Wherever the word "occupation" appears in the entries, copy the whole line.

* Begin Records shown *

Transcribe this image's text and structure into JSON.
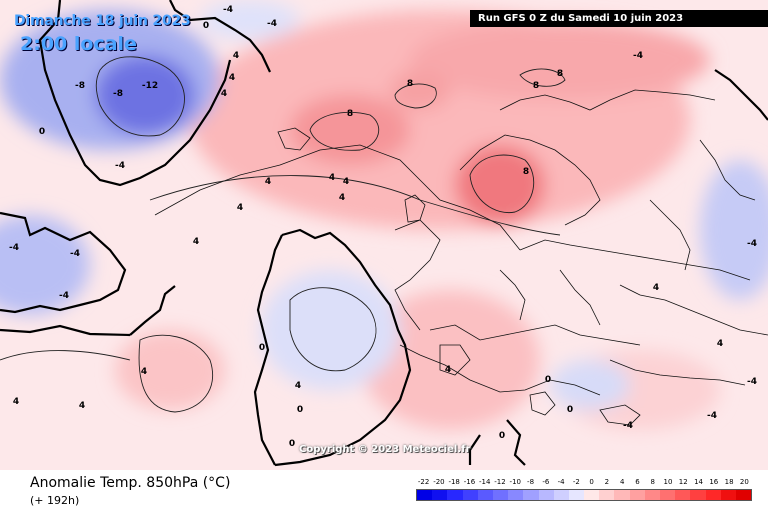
{
  "header": {
    "date": "Dimanche 18 juin 2023",
    "time": "2:00 locale",
    "run": "Run GFS 0 Z du Samedi 10 juin 2023"
  },
  "footer": {
    "variable": "Anomalie Temp. 850hPa (°C)",
    "lead_time": "(+ 192h)",
    "copyright": "Copyright © 2023 Meteociel.fr"
  },
  "legend": {
    "ticks": [
      "-22",
      "-20",
      "-18",
      "-16",
      "-14",
      "-12",
      "-10",
      "-8",
      "-6",
      "-4",
      "-2",
      "0",
      "2",
      "4",
      "6",
      "8",
      "10",
      "12",
      "14",
      "16",
      "18",
      "20"
    ],
    "colors": [
      "#0000e6",
      "#1010f0",
      "#2828ff",
      "#4040ff",
      "#5a5aff",
      "#7070ff",
      "#8888ff",
      "#a0a0ff",
      "#b8b8ff",
      "#cfcfff",
      "#e6e6ff",
      "#ffe8e8",
      "#ffd0d0",
      "#ffb8b8",
      "#ffa0a0",
      "#ff8888",
      "#ff7070",
      "#ff5858",
      "#ff4040",
      "#ff2828",
      "#f01010",
      "#e00000"
    ]
  },
  "map_labels": [
    "-4",
    "0",
    "-4",
    "-8",
    "-12",
    "-4",
    "-8",
    "0",
    "-4",
    "4",
    "4",
    "4",
    "8",
    "8",
    "8",
    "8",
    "8",
    "4",
    "4",
    "4",
    "4",
    "4",
    "4",
    "-4",
    "-4",
    "0",
    "4",
    "4",
    "0",
    "0",
    "-4",
    "4",
    "4",
    "-4",
    "-4",
    "-4",
    "4",
    "0",
    "0",
    "0",
    "4",
    "4",
    "-4"
  ]
}
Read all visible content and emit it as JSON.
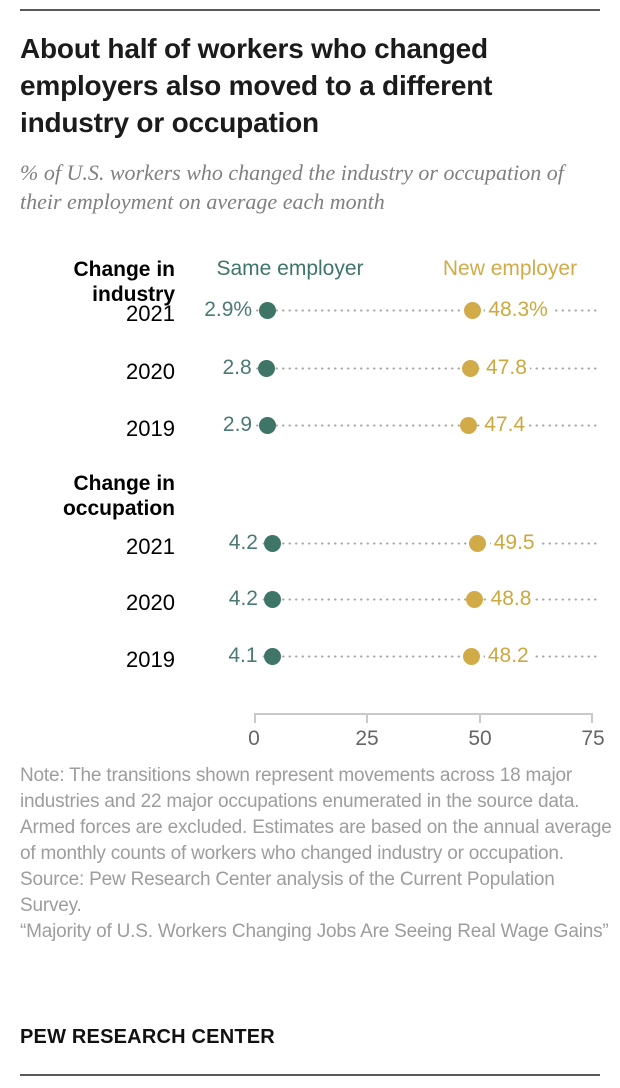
{
  "header": {
    "title": "About half of workers who changed employers also moved to a different industry or occupation",
    "subtitle": "% of U.S. workers who changed the industry or occupation of their employment on average each month"
  },
  "chart_data": {
    "type": "scatter",
    "variant": "dumbbell-dot-plot",
    "title": "About half of workers who changed employers also moved to a different industry or occupation",
    "xlabel": "",
    "ylabel": "",
    "xlim": [
      0,
      75
    ],
    "x_ticks": [
      "0",
      "25",
      "50",
      "75"
    ],
    "grid": false,
    "legend_position": "top",
    "series": [
      {
        "name": "Same employer",
        "color": "#3e7567",
        "text_color": "#4b7a74"
      },
      {
        "name": "New employer",
        "color": "#d2ab49",
        "text_color": "#cda73f"
      }
    ],
    "groups": [
      {
        "label_lines": [
          "Change in",
          "industry"
        ],
        "rows": [
          {
            "year": "2021",
            "same": 2.9,
            "new": 48.3,
            "same_label": "2.9%",
            "new_label": "48.3%"
          },
          {
            "year": "2020",
            "same": 2.8,
            "new": 47.8,
            "same_label": "2.8",
            "new_label": "47.8"
          },
          {
            "year": "2019",
            "same": 2.9,
            "new": 47.4,
            "same_label": "2.9",
            "new_label": "47.4"
          }
        ]
      },
      {
        "label_lines": [
          "Change in",
          "occupation"
        ],
        "rows": [
          {
            "year": "2021",
            "same": 4.2,
            "new": 49.5,
            "same_label": "4.2",
            "new_label": "49.5"
          },
          {
            "year": "2020",
            "same": 4.2,
            "new": 48.8,
            "same_label": "4.2",
            "new_label": "48.8"
          },
          {
            "year": "2019",
            "same": 4.1,
            "new": 48.2,
            "same_label": "4.1",
            "new_label": "48.2"
          }
        ]
      }
    ]
  },
  "colors": {
    "teal": "#3e7567",
    "gold": "#d2ab49",
    "dotted_line": "#ababab",
    "axis_line": "#c9c9c9",
    "axis_label": "#666666",
    "note_gray": "#9d9d9d",
    "rule_gray": "#595959"
  },
  "footer_block": {
    "note": "Note: The transitions shown represent movements across 18 major industries and 22 major occupations enumerated in the source data. Armed forces are excluded.  Estimates are based on the annual average of monthly counts of workers who changed industry or occupation.",
    "source": "Source: Pew Research Center analysis of the Current Population Survey.",
    "quote": "“Majority of U.S. Workers Changing Jobs Are Seeing Real Wage Gains”",
    "wordmark": "PEW RESEARCH CENTER"
  }
}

* End Records shown *

The solution:
    "title": "About half of workers who changed employers also moved to a different industry or occupation",
    "subtitle": "% of U.S. workers who changed the industry or occupation of their employment on average each month"
    "title": "About half of workers who changed employers also moved to a different industry or occupation",
          "occupation"
    "note": "Note: The transitions shown represent movements across 18 major industries and 22 major occupations enumerated in the source data. Armed forces are excluded.  Estimates are based on the annual average of monthly counts of workers who changed industry or occupation.",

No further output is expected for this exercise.